» **WHAT THE TASK ASKS**
Lift every line from the entries that includes the word "débito".

» **LISTED ENTRIES**
+===+

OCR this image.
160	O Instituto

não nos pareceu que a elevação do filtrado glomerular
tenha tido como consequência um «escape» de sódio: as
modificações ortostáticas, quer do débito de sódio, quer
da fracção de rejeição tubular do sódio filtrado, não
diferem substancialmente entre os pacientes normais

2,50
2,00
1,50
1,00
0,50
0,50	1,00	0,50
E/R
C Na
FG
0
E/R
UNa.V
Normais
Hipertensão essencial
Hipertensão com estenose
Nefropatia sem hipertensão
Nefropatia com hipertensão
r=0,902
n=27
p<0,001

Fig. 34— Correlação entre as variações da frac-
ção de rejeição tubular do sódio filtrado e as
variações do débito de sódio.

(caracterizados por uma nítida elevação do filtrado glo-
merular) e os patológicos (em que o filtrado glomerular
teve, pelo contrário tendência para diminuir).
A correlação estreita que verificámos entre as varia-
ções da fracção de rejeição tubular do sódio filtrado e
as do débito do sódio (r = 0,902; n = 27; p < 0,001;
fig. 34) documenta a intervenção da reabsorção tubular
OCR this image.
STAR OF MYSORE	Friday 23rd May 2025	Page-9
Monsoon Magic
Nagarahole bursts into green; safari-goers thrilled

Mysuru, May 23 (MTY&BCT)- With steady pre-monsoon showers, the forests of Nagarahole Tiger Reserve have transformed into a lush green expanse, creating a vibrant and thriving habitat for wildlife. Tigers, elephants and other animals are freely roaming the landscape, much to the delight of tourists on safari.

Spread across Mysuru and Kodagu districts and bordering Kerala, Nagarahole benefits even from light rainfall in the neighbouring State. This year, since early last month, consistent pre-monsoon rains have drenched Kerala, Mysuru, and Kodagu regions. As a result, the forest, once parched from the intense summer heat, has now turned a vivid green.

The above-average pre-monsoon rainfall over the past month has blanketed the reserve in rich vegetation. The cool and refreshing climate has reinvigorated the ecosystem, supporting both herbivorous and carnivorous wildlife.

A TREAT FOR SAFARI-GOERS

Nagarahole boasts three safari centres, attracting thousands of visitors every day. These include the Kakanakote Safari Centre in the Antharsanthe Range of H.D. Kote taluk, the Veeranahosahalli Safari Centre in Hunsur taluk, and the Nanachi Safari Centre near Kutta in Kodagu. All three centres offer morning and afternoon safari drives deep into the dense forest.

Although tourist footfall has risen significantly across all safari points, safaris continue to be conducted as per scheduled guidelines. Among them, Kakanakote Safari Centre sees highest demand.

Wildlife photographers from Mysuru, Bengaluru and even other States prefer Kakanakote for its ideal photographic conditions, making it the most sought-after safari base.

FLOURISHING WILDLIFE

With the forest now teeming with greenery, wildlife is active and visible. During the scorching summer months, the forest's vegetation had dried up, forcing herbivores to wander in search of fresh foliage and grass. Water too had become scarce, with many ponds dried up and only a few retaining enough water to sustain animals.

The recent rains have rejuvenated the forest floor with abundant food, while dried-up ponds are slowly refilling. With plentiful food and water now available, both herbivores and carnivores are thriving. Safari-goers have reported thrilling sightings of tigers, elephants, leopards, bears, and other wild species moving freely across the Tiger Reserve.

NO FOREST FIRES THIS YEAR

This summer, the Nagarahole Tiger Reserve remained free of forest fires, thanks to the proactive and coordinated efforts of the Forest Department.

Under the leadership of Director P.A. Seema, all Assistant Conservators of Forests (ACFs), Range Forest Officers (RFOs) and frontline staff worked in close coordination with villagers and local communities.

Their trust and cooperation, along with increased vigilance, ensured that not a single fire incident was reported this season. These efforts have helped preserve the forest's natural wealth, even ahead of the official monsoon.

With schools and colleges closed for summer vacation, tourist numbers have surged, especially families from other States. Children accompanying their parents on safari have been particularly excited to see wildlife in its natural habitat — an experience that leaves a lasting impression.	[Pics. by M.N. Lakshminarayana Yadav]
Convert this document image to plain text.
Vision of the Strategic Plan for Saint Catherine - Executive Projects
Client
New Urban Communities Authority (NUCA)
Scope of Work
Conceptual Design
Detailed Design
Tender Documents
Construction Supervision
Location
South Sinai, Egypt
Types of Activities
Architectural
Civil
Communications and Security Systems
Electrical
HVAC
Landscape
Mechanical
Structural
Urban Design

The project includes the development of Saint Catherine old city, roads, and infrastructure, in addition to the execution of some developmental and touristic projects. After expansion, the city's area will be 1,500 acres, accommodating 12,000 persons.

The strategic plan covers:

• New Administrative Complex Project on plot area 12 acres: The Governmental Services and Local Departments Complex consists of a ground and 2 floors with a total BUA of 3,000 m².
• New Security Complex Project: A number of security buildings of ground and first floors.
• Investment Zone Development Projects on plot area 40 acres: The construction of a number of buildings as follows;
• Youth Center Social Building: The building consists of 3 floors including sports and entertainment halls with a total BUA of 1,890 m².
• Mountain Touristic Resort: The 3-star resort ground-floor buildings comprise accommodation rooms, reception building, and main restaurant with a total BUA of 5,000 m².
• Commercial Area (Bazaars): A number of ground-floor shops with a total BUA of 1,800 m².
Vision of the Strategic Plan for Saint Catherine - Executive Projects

+===+

» **FINAL ANSWER**
modificações ortostáticas, quer do débito de sódio, quer
variações do débito de sódio.
as do débito do sódio (r = 0,902; n = 27; p < 0,001;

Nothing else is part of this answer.